> [DIRECTION]: Filter these entries so that only lines with the word "name" remain.

[Records from a collection of figures]
※ ※ ※
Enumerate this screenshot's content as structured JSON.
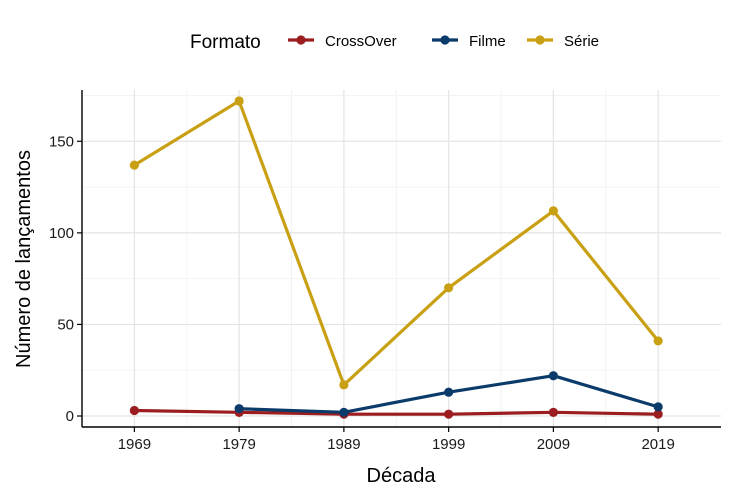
{
  "chart_data": {
    "type": "line",
    "xlabel": "Década",
    "ylabel": "Número de lançamentos",
    "categories": [
      "1969",
      "1979",
      "1989",
      "1999",
      "2009",
      "2019"
    ],
    "xlim": [
      1964,
      2025
    ],
    "ylim": [
      -6,
      178
    ],
    "yticks": [
      0,
      50,
      100,
      150
    ],
    "grid": true,
    "legend": {
      "title": "Formato",
      "position": "top"
    },
    "series": [
      {
        "name": "CrossOver",
        "color": "#9B1D20",
        "x": [
          1969,
          1979,
          1989,
          1999,
          2009,
          2019
        ],
        "values": [
          3,
          2,
          1,
          1,
          2,
          1
        ]
      },
      {
        "name": "Filme",
        "color": "#0B3B6A",
        "x": [
          1979,
          1989,
          1999,
          2009,
          2019
        ],
        "values": [
          4,
          2,
          13,
          22,
          5
        ]
      },
      {
        "name": "Série",
        "color": "#C9A013",
        "x": [
          1969,
          1979,
          1989,
          1999,
          2009,
          2019
        ],
        "values": [
          137,
          172,
          17,
          70,
          112,
          41
        ]
      }
    ]
  }
}
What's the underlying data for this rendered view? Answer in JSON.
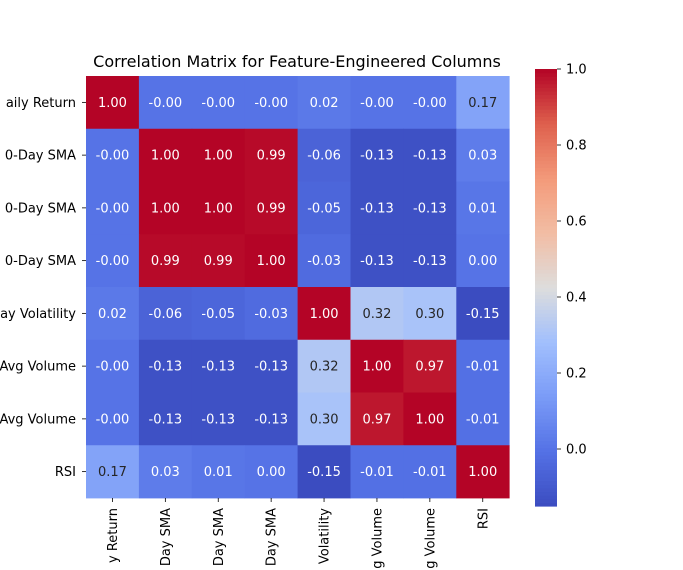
{
  "chart_data": {
    "type": "heatmap",
    "title": "Correlation Matrix for Feature-Engineered Columns",
    "row_labels": [
      "aily Return",
      "0-Day SMA",
      "0-Day SMA",
      "0-Day SMA",
      "ay Volatility",
      "Avg Volume",
      "Avg Volume",
      "RSI"
    ],
    "col_labels": [
      "y Return",
      "Day SMA",
      "Day SMA",
      "Day SMA",
      "Volatility",
      "g Volume",
      "g Volume",
      "RSI"
    ],
    "values": [
      [
        1.0,
        -0.0,
        -0.0,
        -0.0,
        0.02,
        -0.0,
        -0.0,
        0.17
      ],
      [
        -0.0,
        1.0,
        1.0,
        0.99,
        -0.06,
        -0.13,
        -0.13,
        0.03
      ],
      [
        -0.0,
        1.0,
        1.0,
        0.99,
        -0.05,
        -0.13,
        -0.13,
        0.01
      ],
      [
        -0.0,
        0.99,
        0.99,
        1.0,
        -0.03,
        -0.13,
        -0.13,
        0.0
      ],
      [
        0.02,
        -0.06,
        -0.05,
        -0.03,
        1.0,
        0.32,
        0.3,
        -0.15
      ],
      [
        -0.0,
        -0.13,
        -0.13,
        -0.13,
        0.32,
        1.0,
        0.97,
        -0.01
      ],
      [
        -0.0,
        -0.13,
        -0.13,
        -0.13,
        0.3,
        0.97,
        1.0,
        -0.01
      ],
      [
        0.17,
        0.03,
        0.01,
        0.0,
        -0.15,
        -0.01,
        -0.01,
        1.0
      ]
    ],
    "annotations": [
      [
        "1.00",
        "-0.00",
        "-0.00",
        "-0.00",
        "0.02",
        "-0.00",
        "-0.00",
        "0.17"
      ],
      [
        "-0.00",
        "1.00",
        "1.00",
        "0.99",
        "-0.06",
        "-0.13",
        "-0.13",
        "0.03"
      ],
      [
        "-0.00",
        "1.00",
        "1.00",
        "0.99",
        "-0.05",
        "-0.13",
        "-0.13",
        "0.01"
      ],
      [
        "-0.00",
        "0.99",
        "0.99",
        "1.00",
        "-0.03",
        "-0.13",
        "-0.13",
        "0.00"
      ],
      [
        "0.02",
        "-0.06",
        "-0.05",
        "-0.03",
        "1.00",
        "0.32",
        "0.30",
        "-0.15"
      ],
      [
        "-0.00",
        "-0.13",
        "-0.13",
        "-0.13",
        "0.32",
        "1.00",
        "0.97",
        "-0.01"
      ],
      [
        "-0.00",
        "-0.13",
        "-0.13",
        "-0.13",
        "0.30",
        "0.97",
        "1.00",
        "-0.01"
      ],
      [
        "0.17",
        "0.03",
        "0.01",
        "0.00",
        "-0.15",
        "-0.01",
        "-0.01",
        "1.00"
      ]
    ],
    "colormap": "coolwarm",
    "vmin": -0.15,
    "vmax": 1.0,
    "colorbar_ticks": [
      0.0,
      0.2,
      0.4,
      0.6,
      0.8,
      1.0
    ],
    "colorbar_tick_labels": [
      "0.0",
      "0.2",
      "0.4",
      "0.6",
      "0.8",
      "1.0"
    ]
  }
}
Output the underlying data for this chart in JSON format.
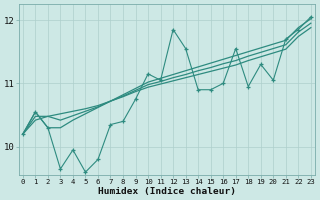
{
  "x": [
    0,
    1,
    2,
    3,
    4,
    5,
    6,
    7,
    8,
    9,
    10,
    11,
    12,
    13,
    14,
    15,
    16,
    17,
    18,
    19,
    20,
    21,
    22,
    23
  ],
  "line_zigzag": [
    10.2,
    10.55,
    10.3,
    9.65,
    9.95,
    9.6,
    9.8,
    10.35,
    10.4,
    10.75,
    11.15,
    11.05,
    11.85,
    11.55,
    10.9,
    10.9,
    11.0,
    11.55,
    10.95,
    11.3,
    11.05,
    11.7,
    11.85,
    12.05
  ],
  "line_upper": [
    10.2,
    10.55,
    10.3,
    10.3,
    10.42,
    10.52,
    10.62,
    10.72,
    10.82,
    10.92,
    11.02,
    11.08,
    11.14,
    11.2,
    11.26,
    11.32,
    11.38,
    11.44,
    11.5,
    11.56,
    11.62,
    11.68,
    11.88,
    12.02
  ],
  "line_lower": [
    10.2,
    10.42,
    10.48,
    10.52,
    10.56,
    10.6,
    10.65,
    10.72,
    10.79,
    10.87,
    10.94,
    10.99,
    11.04,
    11.09,
    11.14,
    11.19,
    11.24,
    11.29,
    11.36,
    11.42,
    11.48,
    11.54,
    11.74,
    11.88
  ],
  "line_mid": [
    10.2,
    10.48,
    10.48,
    10.42,
    10.49,
    10.56,
    10.63,
    10.72,
    10.8,
    10.89,
    10.98,
    11.03,
    11.09,
    11.14,
    11.2,
    11.25,
    11.31,
    11.36,
    11.43,
    11.49,
    11.55,
    11.61,
    11.81,
    11.95
  ],
  "bg_color": "#cde8e5",
  "grid_color": "#aecfcc",
  "line_color": "#2e8b80",
  "xlabel": "Humidex (Indice chaleur)",
  "yticks": [
    10,
    11,
    12
  ],
  "xticks": [
    0,
    1,
    2,
    3,
    4,
    5,
    6,
    7,
    8,
    9,
    10,
    11,
    12,
    13,
    14,
    15,
    16,
    17,
    18,
    19,
    20,
    21,
    22,
    23
  ],
  "ylim": [
    9.55,
    12.25
  ],
  "xlim": [
    -0.3,
    23.3
  ]
}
※ ※ ※
> [ANSWER FOR THIS EXERCISE]:
        "name": "CrossOver",
        "name": "Filme",
        "name": "Série",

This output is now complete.